>> Begin

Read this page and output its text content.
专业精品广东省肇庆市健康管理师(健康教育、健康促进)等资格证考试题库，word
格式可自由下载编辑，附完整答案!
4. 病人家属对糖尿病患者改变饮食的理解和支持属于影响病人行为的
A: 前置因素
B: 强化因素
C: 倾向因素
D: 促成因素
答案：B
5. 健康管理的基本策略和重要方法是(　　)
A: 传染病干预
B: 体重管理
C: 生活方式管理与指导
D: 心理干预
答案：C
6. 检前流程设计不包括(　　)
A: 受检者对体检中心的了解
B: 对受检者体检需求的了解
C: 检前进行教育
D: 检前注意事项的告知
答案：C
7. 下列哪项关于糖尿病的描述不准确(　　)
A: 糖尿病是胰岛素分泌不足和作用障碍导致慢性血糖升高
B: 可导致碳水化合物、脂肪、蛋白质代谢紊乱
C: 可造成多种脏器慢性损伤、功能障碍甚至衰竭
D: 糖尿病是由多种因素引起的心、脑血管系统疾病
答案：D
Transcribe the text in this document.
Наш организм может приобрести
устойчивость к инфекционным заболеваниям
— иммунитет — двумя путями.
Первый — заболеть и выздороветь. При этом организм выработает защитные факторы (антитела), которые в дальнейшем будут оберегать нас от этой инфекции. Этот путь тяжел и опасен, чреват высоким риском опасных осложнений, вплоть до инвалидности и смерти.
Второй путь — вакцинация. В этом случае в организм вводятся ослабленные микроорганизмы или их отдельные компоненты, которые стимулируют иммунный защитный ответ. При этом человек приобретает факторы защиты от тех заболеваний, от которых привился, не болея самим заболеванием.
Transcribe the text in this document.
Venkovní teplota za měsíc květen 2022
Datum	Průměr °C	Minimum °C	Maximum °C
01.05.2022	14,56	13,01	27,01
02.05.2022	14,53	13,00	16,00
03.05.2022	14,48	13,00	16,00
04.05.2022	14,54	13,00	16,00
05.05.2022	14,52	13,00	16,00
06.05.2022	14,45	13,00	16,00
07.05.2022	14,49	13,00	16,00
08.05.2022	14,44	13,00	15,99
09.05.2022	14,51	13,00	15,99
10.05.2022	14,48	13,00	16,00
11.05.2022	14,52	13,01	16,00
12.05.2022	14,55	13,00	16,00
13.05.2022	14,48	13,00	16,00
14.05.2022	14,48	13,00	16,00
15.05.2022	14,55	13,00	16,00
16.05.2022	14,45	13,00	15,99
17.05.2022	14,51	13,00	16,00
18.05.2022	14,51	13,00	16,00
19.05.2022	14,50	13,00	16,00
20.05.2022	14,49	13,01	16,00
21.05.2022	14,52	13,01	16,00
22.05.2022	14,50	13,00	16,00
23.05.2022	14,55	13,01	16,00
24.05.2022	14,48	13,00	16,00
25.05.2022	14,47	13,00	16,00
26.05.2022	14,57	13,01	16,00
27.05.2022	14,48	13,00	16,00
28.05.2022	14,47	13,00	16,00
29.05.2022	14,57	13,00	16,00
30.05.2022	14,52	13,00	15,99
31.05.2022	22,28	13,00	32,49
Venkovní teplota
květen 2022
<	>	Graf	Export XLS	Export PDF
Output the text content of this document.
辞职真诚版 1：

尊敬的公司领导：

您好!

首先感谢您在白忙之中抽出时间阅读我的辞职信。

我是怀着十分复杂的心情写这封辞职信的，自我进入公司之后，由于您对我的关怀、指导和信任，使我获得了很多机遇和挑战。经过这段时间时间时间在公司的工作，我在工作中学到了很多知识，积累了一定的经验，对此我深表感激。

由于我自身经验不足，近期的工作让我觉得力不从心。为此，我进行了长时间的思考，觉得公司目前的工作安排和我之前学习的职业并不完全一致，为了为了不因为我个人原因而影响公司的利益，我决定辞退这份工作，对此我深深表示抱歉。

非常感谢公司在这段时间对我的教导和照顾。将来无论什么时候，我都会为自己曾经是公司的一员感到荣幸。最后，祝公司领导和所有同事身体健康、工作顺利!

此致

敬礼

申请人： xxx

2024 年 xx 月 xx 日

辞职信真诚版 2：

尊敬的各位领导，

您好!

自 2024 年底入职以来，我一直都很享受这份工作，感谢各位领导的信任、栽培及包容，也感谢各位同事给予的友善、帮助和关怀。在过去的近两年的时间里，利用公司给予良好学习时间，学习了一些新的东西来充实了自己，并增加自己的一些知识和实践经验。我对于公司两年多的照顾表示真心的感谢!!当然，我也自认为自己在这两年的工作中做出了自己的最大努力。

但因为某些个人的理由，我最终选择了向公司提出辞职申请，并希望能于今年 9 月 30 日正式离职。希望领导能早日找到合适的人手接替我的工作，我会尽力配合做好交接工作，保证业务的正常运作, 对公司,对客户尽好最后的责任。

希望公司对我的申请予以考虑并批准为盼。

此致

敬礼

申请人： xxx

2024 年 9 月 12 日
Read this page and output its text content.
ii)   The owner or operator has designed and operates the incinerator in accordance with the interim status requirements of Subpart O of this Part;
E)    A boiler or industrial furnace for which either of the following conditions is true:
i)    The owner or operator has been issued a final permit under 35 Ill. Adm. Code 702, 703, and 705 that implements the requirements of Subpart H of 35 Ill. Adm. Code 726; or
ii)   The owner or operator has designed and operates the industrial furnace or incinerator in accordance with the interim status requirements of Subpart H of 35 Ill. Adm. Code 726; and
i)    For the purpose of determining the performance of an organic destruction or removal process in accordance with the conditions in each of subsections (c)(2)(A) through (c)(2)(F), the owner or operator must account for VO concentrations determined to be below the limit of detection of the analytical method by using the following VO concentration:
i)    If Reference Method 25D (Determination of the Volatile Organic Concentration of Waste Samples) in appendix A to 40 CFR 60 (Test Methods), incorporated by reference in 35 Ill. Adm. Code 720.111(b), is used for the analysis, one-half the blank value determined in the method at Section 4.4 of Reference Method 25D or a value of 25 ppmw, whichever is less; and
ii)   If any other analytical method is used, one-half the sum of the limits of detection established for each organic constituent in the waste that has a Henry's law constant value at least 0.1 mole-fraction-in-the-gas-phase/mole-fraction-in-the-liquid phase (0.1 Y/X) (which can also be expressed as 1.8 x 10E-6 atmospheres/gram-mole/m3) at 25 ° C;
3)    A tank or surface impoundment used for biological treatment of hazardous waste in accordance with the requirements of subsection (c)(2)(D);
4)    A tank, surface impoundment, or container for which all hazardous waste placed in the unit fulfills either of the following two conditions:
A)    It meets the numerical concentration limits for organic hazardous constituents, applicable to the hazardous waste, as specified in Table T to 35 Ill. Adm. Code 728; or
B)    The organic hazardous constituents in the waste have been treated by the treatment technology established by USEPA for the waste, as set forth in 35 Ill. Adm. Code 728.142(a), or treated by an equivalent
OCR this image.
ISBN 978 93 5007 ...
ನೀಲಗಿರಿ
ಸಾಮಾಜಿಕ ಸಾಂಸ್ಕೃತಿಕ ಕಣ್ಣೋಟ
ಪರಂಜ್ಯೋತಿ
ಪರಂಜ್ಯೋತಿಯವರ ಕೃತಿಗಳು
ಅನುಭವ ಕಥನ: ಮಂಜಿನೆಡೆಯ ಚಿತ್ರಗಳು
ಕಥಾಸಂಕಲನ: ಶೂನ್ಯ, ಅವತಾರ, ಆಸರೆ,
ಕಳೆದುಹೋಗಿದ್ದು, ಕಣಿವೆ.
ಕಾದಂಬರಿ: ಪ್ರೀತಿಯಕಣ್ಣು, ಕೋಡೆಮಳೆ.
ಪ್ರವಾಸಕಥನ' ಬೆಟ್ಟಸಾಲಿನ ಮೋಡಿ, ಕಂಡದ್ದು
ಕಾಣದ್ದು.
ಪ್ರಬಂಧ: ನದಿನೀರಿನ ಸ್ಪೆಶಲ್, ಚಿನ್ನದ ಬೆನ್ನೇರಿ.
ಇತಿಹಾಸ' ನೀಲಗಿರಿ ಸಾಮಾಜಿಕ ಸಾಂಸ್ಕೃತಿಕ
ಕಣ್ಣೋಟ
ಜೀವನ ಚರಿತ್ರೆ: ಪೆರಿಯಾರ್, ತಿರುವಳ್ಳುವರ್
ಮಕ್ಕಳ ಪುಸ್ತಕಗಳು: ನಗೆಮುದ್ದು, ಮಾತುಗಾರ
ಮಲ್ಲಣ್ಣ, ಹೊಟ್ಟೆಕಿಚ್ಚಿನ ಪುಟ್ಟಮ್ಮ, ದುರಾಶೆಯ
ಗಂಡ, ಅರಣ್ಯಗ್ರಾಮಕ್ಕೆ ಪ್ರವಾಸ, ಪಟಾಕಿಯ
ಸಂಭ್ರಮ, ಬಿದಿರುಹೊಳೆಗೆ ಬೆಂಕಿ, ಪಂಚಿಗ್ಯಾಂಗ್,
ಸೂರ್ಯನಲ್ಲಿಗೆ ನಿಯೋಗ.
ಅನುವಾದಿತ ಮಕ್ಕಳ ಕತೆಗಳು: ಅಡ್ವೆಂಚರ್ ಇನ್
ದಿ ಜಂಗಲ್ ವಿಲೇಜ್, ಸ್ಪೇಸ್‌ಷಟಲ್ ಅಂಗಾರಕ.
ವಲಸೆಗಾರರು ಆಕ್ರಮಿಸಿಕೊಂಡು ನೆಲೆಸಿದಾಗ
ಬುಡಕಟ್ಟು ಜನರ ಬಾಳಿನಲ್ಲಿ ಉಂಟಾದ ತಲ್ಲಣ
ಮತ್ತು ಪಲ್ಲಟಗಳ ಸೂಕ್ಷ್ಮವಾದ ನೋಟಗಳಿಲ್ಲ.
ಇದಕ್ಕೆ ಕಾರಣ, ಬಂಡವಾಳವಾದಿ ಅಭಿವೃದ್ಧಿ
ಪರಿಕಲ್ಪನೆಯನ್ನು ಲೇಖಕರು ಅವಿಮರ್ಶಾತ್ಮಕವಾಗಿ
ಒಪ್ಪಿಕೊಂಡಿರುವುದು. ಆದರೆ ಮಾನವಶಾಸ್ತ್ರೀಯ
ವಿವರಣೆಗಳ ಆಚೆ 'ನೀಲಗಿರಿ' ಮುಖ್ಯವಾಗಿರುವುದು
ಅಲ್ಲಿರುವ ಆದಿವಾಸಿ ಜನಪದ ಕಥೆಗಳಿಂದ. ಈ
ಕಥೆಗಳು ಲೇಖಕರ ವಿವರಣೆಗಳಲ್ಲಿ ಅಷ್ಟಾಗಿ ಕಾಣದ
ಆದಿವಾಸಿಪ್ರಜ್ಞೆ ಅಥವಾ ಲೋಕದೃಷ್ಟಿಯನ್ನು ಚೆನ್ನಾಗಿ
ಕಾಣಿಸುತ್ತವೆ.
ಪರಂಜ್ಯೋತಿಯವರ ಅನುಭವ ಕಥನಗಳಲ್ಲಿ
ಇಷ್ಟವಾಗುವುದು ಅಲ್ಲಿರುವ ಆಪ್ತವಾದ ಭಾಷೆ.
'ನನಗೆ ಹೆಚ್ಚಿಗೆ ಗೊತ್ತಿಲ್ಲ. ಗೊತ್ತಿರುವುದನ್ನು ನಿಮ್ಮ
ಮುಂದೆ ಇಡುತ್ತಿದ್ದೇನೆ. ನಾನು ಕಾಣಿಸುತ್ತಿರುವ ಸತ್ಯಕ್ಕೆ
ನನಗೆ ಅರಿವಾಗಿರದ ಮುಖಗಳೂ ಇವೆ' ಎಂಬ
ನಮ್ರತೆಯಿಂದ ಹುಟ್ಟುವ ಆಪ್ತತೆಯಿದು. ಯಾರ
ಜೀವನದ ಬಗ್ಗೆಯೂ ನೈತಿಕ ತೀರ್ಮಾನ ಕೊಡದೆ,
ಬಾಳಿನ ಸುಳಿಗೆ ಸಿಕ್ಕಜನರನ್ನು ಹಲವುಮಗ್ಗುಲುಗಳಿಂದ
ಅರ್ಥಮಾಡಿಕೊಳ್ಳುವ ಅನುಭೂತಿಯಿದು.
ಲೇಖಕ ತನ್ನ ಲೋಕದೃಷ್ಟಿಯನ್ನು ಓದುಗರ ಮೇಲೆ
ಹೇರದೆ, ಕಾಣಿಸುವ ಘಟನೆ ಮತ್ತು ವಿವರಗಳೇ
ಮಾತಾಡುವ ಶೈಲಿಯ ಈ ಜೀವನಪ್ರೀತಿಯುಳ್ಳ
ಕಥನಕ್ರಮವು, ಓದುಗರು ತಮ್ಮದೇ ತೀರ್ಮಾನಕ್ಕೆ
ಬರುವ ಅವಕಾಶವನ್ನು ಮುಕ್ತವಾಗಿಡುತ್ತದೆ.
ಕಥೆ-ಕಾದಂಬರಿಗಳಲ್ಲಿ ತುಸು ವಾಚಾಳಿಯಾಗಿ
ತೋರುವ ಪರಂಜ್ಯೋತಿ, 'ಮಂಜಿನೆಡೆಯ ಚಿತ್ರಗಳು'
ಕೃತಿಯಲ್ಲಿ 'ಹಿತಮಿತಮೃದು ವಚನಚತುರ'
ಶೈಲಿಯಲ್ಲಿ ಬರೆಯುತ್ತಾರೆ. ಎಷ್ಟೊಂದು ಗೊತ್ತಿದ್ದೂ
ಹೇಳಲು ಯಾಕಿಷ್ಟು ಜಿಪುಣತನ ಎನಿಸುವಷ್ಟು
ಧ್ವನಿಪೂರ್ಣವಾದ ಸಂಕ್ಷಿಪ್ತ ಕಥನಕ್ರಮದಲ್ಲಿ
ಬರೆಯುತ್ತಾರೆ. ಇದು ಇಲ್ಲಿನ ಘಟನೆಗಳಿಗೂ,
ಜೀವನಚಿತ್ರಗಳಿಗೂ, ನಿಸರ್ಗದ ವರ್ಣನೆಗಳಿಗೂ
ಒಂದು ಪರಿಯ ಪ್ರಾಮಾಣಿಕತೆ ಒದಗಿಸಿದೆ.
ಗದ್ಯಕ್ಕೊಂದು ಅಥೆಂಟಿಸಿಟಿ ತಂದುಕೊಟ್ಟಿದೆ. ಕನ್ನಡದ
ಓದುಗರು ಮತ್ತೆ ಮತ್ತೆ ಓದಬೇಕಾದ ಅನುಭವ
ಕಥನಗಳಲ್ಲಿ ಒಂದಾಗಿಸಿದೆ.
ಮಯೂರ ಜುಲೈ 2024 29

>> End

__EXERCISE DIRECTIONS__
Find every line that has "этом" in it, then return those lines.

__FULL OUTPUT__
Первый — заболеть и выздороветь. При этом организм выработает защитные факторы (антитела), которые в дальнейшем будут оберегать нас от этой инфекции. Этот путь тяжел и опасен, чреват высоким риском опасных осложнений, вплоть до инвалидности и смерти.
Второй путь — вакцинация. В этом случае в организм вводятся ослабленные микроорганизмы или их отдельные компоненты, которые стимулируют иммунный защитный ответ. При этом человек приобретает факторы защиты от тех заболеваний, от которых привился, не болея самим заболеванием.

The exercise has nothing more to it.